● Passage provided:
————————

Scott [21] introduced the let-expressions by the LCF language of $\lambda $-calculus, which has been implemented by the functional programming languages, e.g., ML, see e.g., Milner [13], Scheme,^{Footnote 2}, Haskell,^{Footnote 3} e.g., see Marlow [12], OCaml, etc. Classic imperative languages, e.g., ALGOL and Pascal, implement let-expressions for the scope of functions in their definitions.

A lambda calculus with a formal language that includes terms of let-binding is presented by Nishizaki [19]. A constant $\mathrel {\textsf{where}}$ is used in the formation of terms in Landin [2], which are similar to let-expressions.

The formal language of full recursion $\text {L}^{\lambda }_{r}$, see Definition 1, (3a)–(3d), without the acyclicity (AC), is an extension of the language LCF introduced by Plotkin [20]. The $\lambda $-calculus of LCF has been having a grounding significance in Computer Science, for the distinctions between denotational and operational semantics.

Details of possible similarities and differences between let-expressions in $\lambda $-calculus, and the recursion $\text {L}^{\lambda }_{\text {ar}}$ terms of the form (3d) ($n \ge 1$), in Definition. 1, need carefull representation, which is not in the scope of the work.

In this section, we show that, in general, the recursion $\text {L}^{\lambda }_{\text {ar}}$ terms diverge from the standard let-expressions, in the sense that the reduction calculi of $\text {L}^{\lambda }_{\text {ar}}$ provide algorithmic meanings of the $\text {L}^{\lambda }_{\text {ar}}$ terms via their canonical forms $\textsf{cf}(A)$ and $\textsf{cf}_{\gamma ^*}(A)$, and the $\gamma ^*$-Canonical Form Theorem 1.

————————

● Data section:
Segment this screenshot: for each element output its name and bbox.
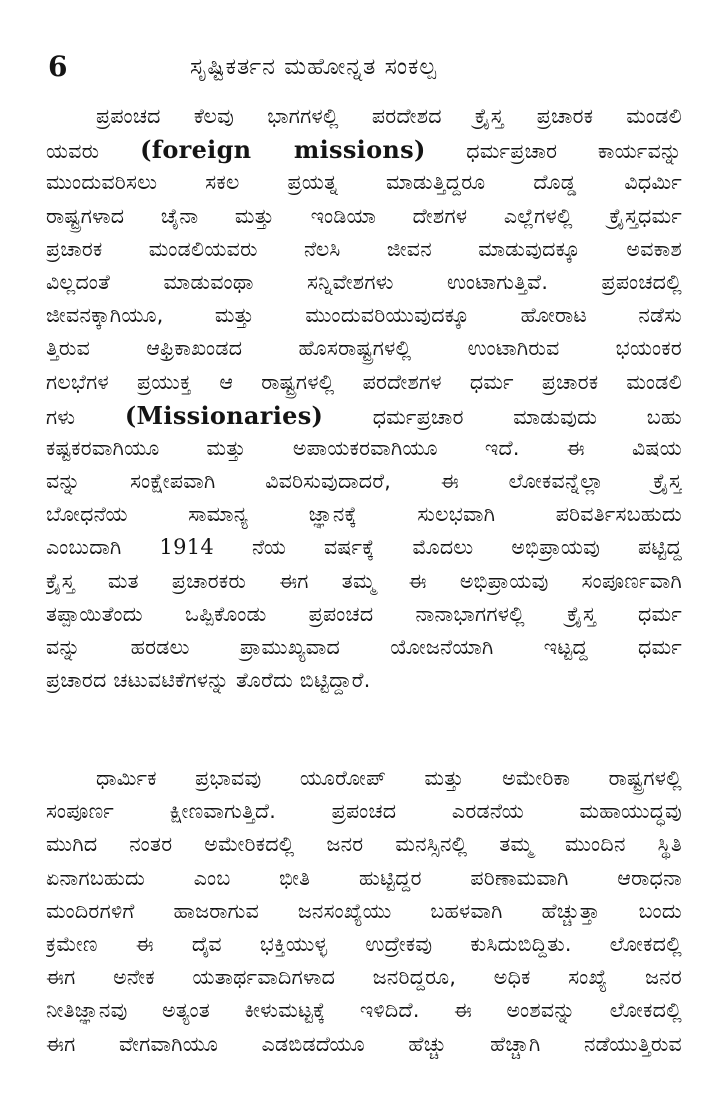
- text-line: ನೀತಿಜ್ಞಾನವು ಅತ್ಯಂತ ಕೀಳುಮಟ್ಟಕ್ಕೆ ಇಳಿದಿದೆ. ಈ ಅಂಶವನ್ನು ಲೋಕದಲ್ಲಿ: [46, 998, 682, 1023]
- text-run: ಧರ್ಮಪ್ರಚಾರ ಕಾರ್ಯವನ್ನು: [425, 139, 682, 164]
- text-line: ಈಗ ಅನೇಕ ಯತಾರ್ಥವಾದಿಗಳಾದ ಜನರಿದ್ದರೂ, ಅಧಿಕ ಸಂಖ್ಯೆ ಜನರ: [46, 965, 682, 990]
- text-line: ಗಲಭೆಗಳ ಪ್ರಯುಕ್ತ ಆ ರಾಷ್ಟ್ರಗಳಲ್ಲಿ ಪರದೇಶಗಳ ಧರ್ಮ ಪ್ರಚಾರಕ ಮಂಡಲಿ: [46, 369, 682, 394]
- text-line: ತಪ್ಪಾಯಿತೆಂದು ಒಪ್ಪಿಕೊಂಡು ಪ್ರಪಂಚದ ನಾನಾಭಾಗಗಳಲ್ಲಿ ಕ್ರೈಸ್ತ ಧರ್ಮ: [46, 601, 682, 626]
- page-header: [40, 48, 680, 88]
- text-line: ವನ್ನು ಹರಡಲು ಪ್ರಾಮುಖ್ಯವಾದ ಯೋಜನೆಯಾಗಿ ಇಟ್ಟದ್ದ ಧರ್ಮ: [46, 635, 682, 659]
- text-line: ಕಷ್ಟಕರವಾಗಿಯೂ ಮತ್ತು ಅಪಾಯಕರವಾಗಿಯೂ ಇದೆ. ಈ ವಿಷಯ: [46, 435, 682, 460]
- text-line: ವನ್ನು ಸಂಕ್ಷೇಪವಾಗಿ ವಿವರಿಸುವುದಾದರೆ, ಈ ಲೋಕವನ್ನೆಲ್ಲಾ ಕ್ರೈಸ್ತ: [46, 469, 682, 494]
- text-line: ಮಂದಿರಗಳಿಗೆ ಹಾಜರಾಗುವ ಜನಸಂಖ್ಯೆಯು ಬಹಳವಾಗಿ ಹೆಚ್ಚುತ್ತಾ ಬಂದು: [46, 898, 682, 923]
- running-title: ಸೃಷ್ಟಿಕರ್ತನ ಮಹೋನ್ನತ ಸಂಕಲ್ಪ: [190, 54, 438, 80]
- text-line: ಸಂಪೂರ್ಣ ಕ್ಷೀಣವಾಗುತ್ತಿದೆ. ಪ್ರಪಂಚದ ಎರಡನೆಯ ಮಹಾಯುದ್ಧವು: [46, 799, 682, 824]
- year-number: 1914: [159, 535, 215, 560]
- text-line: ಪ್ರಪಂಚದ ಕೆಲವು ಭಾಗಗಳಲ್ಲಿ ಪರದೇಶದ ಕ್ರೈಸ್ತ ಪ್ರಚಾರಕ ಮಂಡಲಿ: [96, 104, 682, 128]
- text-line: ಕ್ರಮೇಣ ಈ ದೈವ ಭಕ್ತಿಯುಳ್ಳ ಉದ್ರೇಕವು ಕುಸಿದುಬಿದ್ದಿತು. ಲೋಕದಲ್ಲಿ: [46, 931, 682, 956]
- text-line: [46, 531, 682, 564]
- english-term: (Missionaries): [124, 400, 324, 430]
- text-line: ಮುಂದುವರಿಸಲು ಸಕಲ ಪ್ರಯತ್ನ ಮಾಡುತ್ತಿದ್ದರೂ ದೊಡ್ಡ ವಿಧರ್ಮಿ: [46, 170, 682, 195]
- paragraph-2: [46, 762, 682, 1061]
- text-line: ತ್ತಿರುವ ಆಫ್ರಿಕಾಖಂಡದ ಹೊಸರಾಷ್ಟ್ರಗಳಲ್ಲಿ ಉಂಟಾಗಿರುವ ಭಯಂಕರ: [46, 336, 682, 361]
- text-line: ಪ್ರಚಾರಕ ಮಂಡಲಿಯವರು ನೆಲಸಿ ಜೀವನ ಮಾಡುವುದಕ್ಕೂ ಅವಕಾಶ: [46, 236, 682, 261]
- text-run: ಗಳು: [46, 404, 125, 429]
- page-number: 6: [48, 50, 68, 83]
- text-line: [46, 399, 682, 432]
- text-line: ಈಗ ವೇಗವಾಗಿಯೂ ಎಡಬಿಡದೆಯೂ ಹೆಚ್ಚು ಹೆಚ್ಚಾಗಿ ನಡೆಯುತ್ತಿರುವ: [46, 1031, 682, 1056]
- text-line: ಏನಾಗಬಹುದು ಎಂಬ ಭೀತಿ ಹುಟ್ಟಿದ್ದರ ಪರಿಣಾಮವಾಗಿ ಆರಾಧನಾ: [46, 865, 682, 890]
- text-line: ಧಾರ್ಮಿಕ ಪ್ರಭಾವವು ಯೂರೋಪ್ ಮತ್ತು ಅಮೇರಿಕಾ ರಾಷ್ಟ್ರಗಳಲ್ಲಿ: [96, 766, 682, 790]
- english-term: (foreign missions): [140, 135, 426, 165]
- text-line: ರಾಷ್ಟ್ರಗಳಾದ ಚೈನಾ ಮತ್ತು ಇಂಡಿಯಾ ದೇಶಗಳ ಎಲ್ಲೆಗಳಲ್ಲಿ ಕ್ರೈಸ್ತಧರ್ಮ: [46, 203, 682, 228]
- text-line: ಜೀವನಕ್ಕಾಗಿಯೂ, ಮತ್ತು ಮುಂದುವರಿಯುವುದಕ್ಕೂ ಹೋರಾಟ ನಡೆಸು: [46, 303, 682, 328]
- text-run: ನೆಯ ವರ್ಷಕ್ಕೆ ಮೊದಲು ಅಭಿಪ್ರಾಯವು ಪಟ್ಟಿದ್ದ: [214, 535, 682, 560]
- text-line: ಬೋಧನೆಯ ಸಾಮಾನ್ಯ ಜ್ಞಾನಕ್ಕೆ ಸುಲಭವಾಗಿ ಪರಿವರ್ತಿಸಬಹುದು: [46, 502, 682, 527]
- text-run: ಎಂಬುದಾಗಿ: [46, 535, 160, 560]
- text-line: ಕ್ರೈಸ್ತ ಮತ ಪ್ರಚಾರಕರು ಈಗ ತಮ್ಮ ಈ ಅಭಿಪ್ರಾಯವು ಸಂಪೂರ್ಣವಾಗಿ: [46, 568, 682, 593]
- text-line: ಮುಗಿದ ನಂತರ ಅಮೇರಿಕದಲ್ಲಿ ಜನರ ಮನಸ್ಸಿನಲ್ಲಿ ತಮ್ಮ ಮುಂದಿನ ಸ್ಥಿತಿ: [46, 832, 682, 857]
- paragraph-1: [46, 100, 682, 697]
- text-line: ಪ್ರಚಾರದ ಚಟುವಟಿಕೆಗಳನ್ನು ತೊರೆದು ಬಿಟ್ಟಿದ್ದಾರೆ.: [46, 668, 371, 693]
- text-run: ಯವರು: [46, 139, 141, 164]
- text-run: ಧರ್ಮಪ್ರಚಾರ ಮಾಡುವುದು ಬಹು: [323, 404, 682, 429]
- text-line: ವಿಲ್ಲದಂತೆ ಮಾಡುವಂಥಾ ಸನ್ನಿವೇಶಗಳು ಉಂಟಾಗುತ್ತಿವೆ. ಪ್ರಪಂಚದಲ್ಲಿ: [46, 269, 682, 294]
- text-line: [46, 133, 682, 166]
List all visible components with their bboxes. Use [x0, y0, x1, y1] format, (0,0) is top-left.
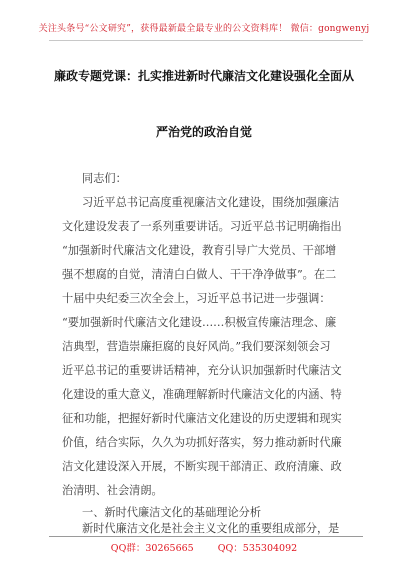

————————

● What to do:
A – From the passage on let-expressions, retype the text starting at "The formal language" and ending at "of the work.".
B – In the passage on let-expressions, what constant is used in the formation of terms in Landin [2]?
C – List every functional programming language that the passage on let-expressions names as implementing let-expressions.

● Completed exercise:
A –
The formal language of full recursion $\text {L}^{\lambda }_{r}$, see Definition 1, (3a)–(3d), without the acyclicity (AC), is an extension of the language LCF introduced by Plotkin [20]. The $\lambda $-calculus of LCF has been having a grounding significance in Computer Science, for the distinctions between denotational and operational semantics.

Details of possible similarities and differences between let-expressions in $\lambda $-calculus, and the recursion $\text {L}^{\lambda }_{\text {ar}}$ terms of the form (3d) ($n \ge 1$), in Definition. 1, need carefull representation, which is not in the scope of the work.

B – The constant "where" is used.

C – ML, Scheme, Haskell, OCaml